Excerpted text:
An Afghan interpreter kept Brian Olsen safe, and now faces possible retribution from the Taliban. Olsen is scrambling to try and get him and his family out of the country.

When he was a first lieutenant in 2012 and 2013, Brian Olsen commanded a group of 60 people from the Utah National Guard as they repaired and built roads and bridges in Afghanistan and trained Afghan forces.

In recent days, the Seattle resident has been working the phones, sending messages to members of Congress and government agencies, and speaking frequently with his former interpreter and his family as they try to get into Kabul's airport and away from danger.

In writing about the situation on social media, Olsen refers to his translator as “David.” KNKX knows David’s real name, but is not revealing it out of concerns for his safety.

“David and his family are marked people,” Olsen said. “When David left as an interpreter and went back to his home province, he found his property was occupied by people friendly with militants in that province. His family had been threatened.”

Olsen is worried that if circumstances become more desperate in Afghanistan, people who know what David did for the United States and the Afghan army might be more inclined to sell that information in order to feed their own families.

Getting out is essential.

Task instructions:
Continue the account of Brian Olsen and his Afghan interpreter from its final sentence.

Data rows:
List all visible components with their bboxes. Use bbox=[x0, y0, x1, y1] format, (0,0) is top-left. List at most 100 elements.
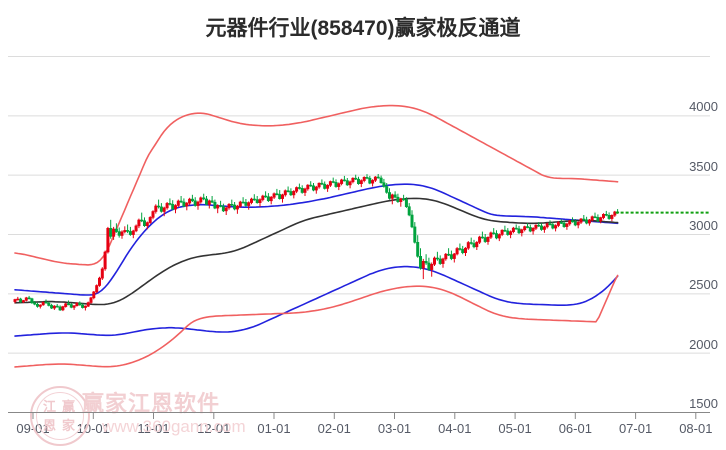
candle-body bbox=[438, 258, 442, 264]
candle-body bbox=[19, 298, 23, 303]
candle-body bbox=[221, 206, 225, 212]
candle-body bbox=[250, 198, 254, 203]
candle-body bbox=[556, 222, 560, 226]
chart-canvas bbox=[8, 56, 710, 368]
candle-body bbox=[258, 199, 262, 204]
candle-body bbox=[283, 190, 287, 196]
candle-body bbox=[199, 197, 203, 203]
candle-body bbox=[365, 177, 369, 179]
candle-body bbox=[309, 184, 313, 187]
candle-body bbox=[98, 277, 102, 286]
candle-body bbox=[509, 231, 513, 235]
x-axis-tick-label: 04-01 bbox=[438, 421, 472, 436]
candle-body bbox=[109, 228, 113, 237]
x-axis-tick-label: 08-01 bbox=[679, 421, 713, 436]
candle-body bbox=[328, 181, 332, 186]
x-axis-tick-label: 10-01 bbox=[76, 421, 110, 436]
candle-body bbox=[418, 256, 422, 269]
candle-body bbox=[565, 223, 569, 227]
candle-body bbox=[582, 218, 586, 221]
candle-body bbox=[432, 257, 436, 265]
candle-body bbox=[154, 205, 158, 212]
candle-body bbox=[402, 198, 406, 201]
candle-body bbox=[252, 198, 256, 201]
candle-body bbox=[320, 182, 324, 185]
candle-body bbox=[255, 199, 259, 204]
candle-body bbox=[455, 248, 459, 255]
candle-body bbox=[466, 242, 470, 249]
candle-body bbox=[326, 185, 330, 189]
candle-body bbox=[506, 230, 510, 235]
candle-body bbox=[38, 304, 42, 307]
candle-body bbox=[117, 231, 121, 236]
candle-body bbox=[52, 305, 56, 309]
candle-body bbox=[275, 193, 279, 195]
candle-body bbox=[590, 216, 594, 221]
candle-body bbox=[342, 179, 346, 182]
candle-body bbox=[75, 302, 79, 307]
candle-body bbox=[351, 177, 355, 183]
candle-body bbox=[311, 185, 315, 191]
x-axis-tick-label: 09-01 bbox=[16, 421, 50, 436]
candle-body bbox=[576, 222, 580, 226]
candle-body bbox=[396, 196, 400, 202]
candle-body bbox=[289, 191, 293, 196]
candle-body bbox=[238, 201, 242, 207]
candle-body bbox=[528, 227, 532, 232]
candle-body bbox=[13, 299, 17, 302]
candle-body bbox=[376, 176, 380, 179]
candle-body bbox=[81, 304, 85, 308]
candle-body bbox=[483, 237, 487, 242]
candle-body bbox=[517, 228, 521, 234]
candle-body bbox=[182, 201, 186, 207]
candle-body bbox=[190, 198, 194, 202]
candle-body bbox=[399, 198, 403, 202]
candle-body bbox=[295, 187, 299, 192]
candle-body bbox=[539, 225, 543, 230]
candle-body bbox=[424, 261, 428, 264]
candle-body bbox=[247, 202, 251, 206]
candle-body bbox=[55, 305, 59, 308]
candle-body bbox=[165, 203, 169, 209]
candle-body bbox=[317, 182, 321, 188]
candle-body bbox=[441, 258, 445, 264]
x-axis-tick-label: 11-01 bbox=[137, 421, 170, 436]
candle-body bbox=[478, 236, 482, 243]
candle-body bbox=[286, 190, 290, 192]
candle-body bbox=[511, 227, 515, 233]
candle-body bbox=[72, 305, 76, 308]
candle-body bbox=[179, 200, 183, 203]
candle-body bbox=[368, 177, 372, 184]
candle-body bbox=[210, 200, 214, 203]
candle-body bbox=[196, 201, 200, 206]
candle-body bbox=[244, 202, 248, 206]
candle-body bbox=[407, 206, 411, 216]
candle-body bbox=[193, 200, 197, 206]
candle-body bbox=[548, 223, 552, 226]
candle-body bbox=[78, 302, 82, 306]
candle-body bbox=[596, 217, 600, 222]
candle-body bbox=[387, 192, 391, 199]
candle-body bbox=[227, 204, 231, 209]
candle-body bbox=[492, 232, 496, 235]
candle-body bbox=[205, 198, 209, 205]
series-line bbox=[14, 274, 619, 368]
candle-body bbox=[525, 226, 529, 228]
candle-body bbox=[306, 184, 310, 190]
candle-body bbox=[497, 234, 501, 239]
candle-body bbox=[162, 207, 166, 212]
candle-body bbox=[545, 223, 549, 228]
candle-body bbox=[385, 186, 389, 193]
candle-body bbox=[537, 224, 541, 227]
candle-body bbox=[472, 243, 476, 248]
candle-body bbox=[489, 232, 493, 238]
series-line bbox=[14, 265, 619, 337]
candle-body bbox=[520, 229, 524, 234]
candle-body bbox=[345, 180, 349, 186]
x-axis-tick-label: 01-01 bbox=[257, 421, 291, 436]
candle-body bbox=[64, 303, 68, 307]
candle-body bbox=[610, 215, 614, 219]
series-line bbox=[14, 183, 619, 296]
candle-body bbox=[542, 226, 546, 230]
candle-body bbox=[92, 291, 96, 299]
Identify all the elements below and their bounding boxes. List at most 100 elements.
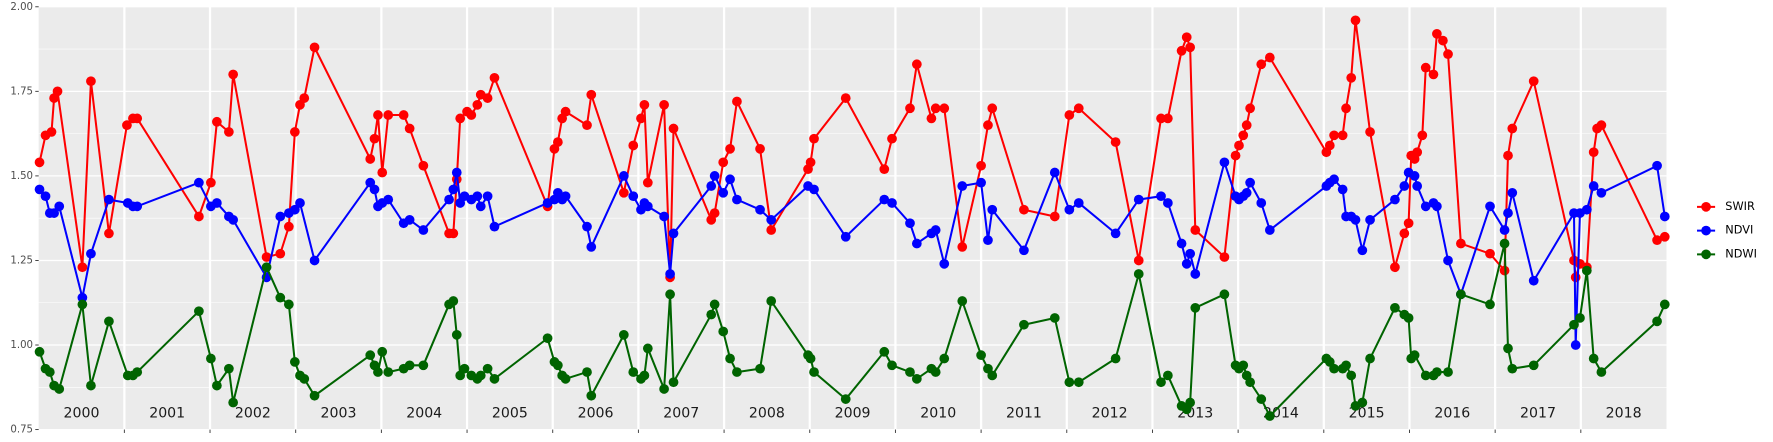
data-point	[983, 120, 993, 131]
data-point	[976, 177, 986, 188]
data-point	[709, 171, 720, 181]
data-point	[642, 201, 653, 212]
data-point	[1064, 377, 1075, 388]
data-point	[104, 316, 114, 327]
data-point	[560, 191, 571, 202]
data-point	[482, 363, 493, 374]
data-point	[475, 201, 486, 212]
data-point	[472, 191, 483, 202]
data-point	[1596, 187, 1607, 198]
data-point	[1456, 289, 1466, 300]
data-point	[668, 123, 679, 134]
data-point	[1575, 313, 1585, 323]
data-point	[642, 343, 653, 354]
data-point	[1499, 238, 1510, 249]
data-point	[1185, 248, 1196, 259]
data-point	[455, 113, 466, 124]
data-point	[194, 211, 204, 222]
data-point	[444, 194, 454, 205]
data-point	[1190, 302, 1201, 313]
data-point	[1219, 289, 1230, 300]
data-point	[1019, 204, 1029, 215]
data-point	[1365, 127, 1375, 137]
data-point	[1346, 370, 1357, 381]
data-point	[1412, 147, 1423, 158]
data-point	[418, 360, 429, 371]
data-point	[618, 171, 629, 181]
data-point	[77, 299, 88, 310]
data-point	[289, 127, 300, 137]
data-point	[1049, 167, 1060, 178]
legend-key-point	[1701, 202, 1711, 212]
data-point	[1337, 130, 1348, 141]
data-point	[1245, 177, 1255, 188]
legend-key-point	[1701, 225, 1711, 236]
data-point	[879, 164, 890, 174]
data-point	[1156, 191, 1166, 202]
data-point	[398, 110, 409, 120]
data-point	[725, 353, 735, 364]
data-point	[261, 262, 272, 273]
data-point	[1588, 353, 1599, 364]
data-point	[1403, 313, 1414, 323]
data-point	[976, 160, 986, 171]
data-point	[809, 184, 819, 195]
data-point	[1417, 130, 1428, 141]
data-point	[1420, 370, 1431, 381]
data-point	[1507, 363, 1518, 374]
data-point	[482, 93, 493, 103]
data-point	[224, 363, 234, 374]
data-point	[887, 133, 897, 144]
data-point	[1528, 275, 1539, 286]
data-point	[1049, 211, 1060, 222]
data-point	[718, 157, 729, 168]
data-point	[983, 235, 993, 246]
data-point	[586, 390, 597, 401]
data-point	[34, 157, 45, 168]
data-point	[911, 59, 922, 70]
data-point	[1581, 204, 1592, 215]
legend-key-point	[1701, 249, 1711, 260]
data-point	[911, 373, 922, 384]
data-point	[52, 86, 63, 97]
data-point	[840, 231, 851, 242]
data-point	[1241, 120, 1252, 131]
data-point	[1507, 187, 1518, 198]
year-label: 2006	[578, 406, 614, 422]
data-point	[840, 93, 851, 103]
data-point	[553, 137, 563, 147]
data-point	[289, 357, 300, 367]
data-point	[879, 346, 890, 357]
data-point	[448, 296, 459, 306]
data-point	[725, 143, 735, 154]
year-label: 2005	[492, 406, 528, 422]
year-label: 2004	[406, 406, 442, 422]
data-point	[1329, 130, 1339, 141]
data-point	[905, 103, 915, 114]
y-tick-label: 1.50	[10, 171, 33, 182]
data-point	[1238, 360, 1249, 371]
data-point	[1420, 201, 1431, 212]
data-point	[659, 384, 669, 394]
data-point	[725, 174, 735, 185]
data-point	[1110, 228, 1121, 239]
data-point	[628, 367, 639, 377]
data-point	[1341, 103, 1351, 114]
year-label: 2001	[149, 406, 185, 422]
data-point	[418, 225, 429, 235]
data-point	[1652, 316, 1662, 327]
data-point	[1588, 181, 1599, 191]
data-point	[1176, 238, 1187, 249]
series-group	[34, 15, 1670, 283]
data-point	[206, 177, 216, 188]
data-point	[40, 191, 51, 202]
data-point	[1365, 215, 1375, 225]
data-point	[930, 103, 941, 114]
data-point	[418, 160, 429, 171]
data-point	[560, 106, 571, 117]
data-point	[709, 208, 720, 218]
data-point	[1485, 248, 1495, 259]
data-point	[1350, 215, 1361, 225]
data-point	[1659, 299, 1670, 310]
data-point	[369, 133, 380, 144]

Result for this task:
On Thursday, there was some help. David’s brother and sister-in-law, who live in Texas and are legal permanent residents of the U.S., made it into the airport and were awaiting a flight out. Separating was strategic. Olsen and the family hoped if the two relatives who hold green cards could get into the airport, they’d be in a better position to advocate for David, his wife and their six kids, all of whom have applied for special immigrant visas.

But their prospects remain bleak.

Forming a bond

When he was in Afghanistan, Olsen was a first lieutenant, working as an engineer commanding 60 soldiers repairing roads and infrastructure and training the Afghan military. He worked with seven interpreters to help facilitate those conversations. Not just to bridge language barriers, but to help understand the local culture and steer clear of danger as much as possible.

David was the most talented, and quickly earned his trust.

“You have to trust the other person,” Olsen said. “And when they show through their actions how you work together in those situations, like driving in a convoy and being hit by rockets — how do you respond to that situation? He could have run out of the vehicle and left us. But he stayed. Those situations accumulate over time.”

The day after Kabul fell to the Taliban, Olsen reached out to David. He heard back a few days later and quickly realized that the situation in Afghanistan was worse than the initial reports.

Trying to help

Olsen opened an official inquiry with members of Washington state’s Congressional delegation. He connected in a Whatsapp group with other people also trying to help Afghans get out of the country, many with more connections than he has. He's relaying information from them and their contacts at the airport to David and his family, in hopes of giving them a better shot at making it in.

And he’s telling David's story to anyone who can help, is safe, and will listen.

“I think I’ve entered them on 20 different lists of government agencies, (non-governmental aid organizations), private citizen groups that I can authenticate, just to get people in the airport aware of their situation, among 200,000 (other people seeking refuge),” Olsen said. “I thought a congressional inquiry would help. None of that has apparently helped.”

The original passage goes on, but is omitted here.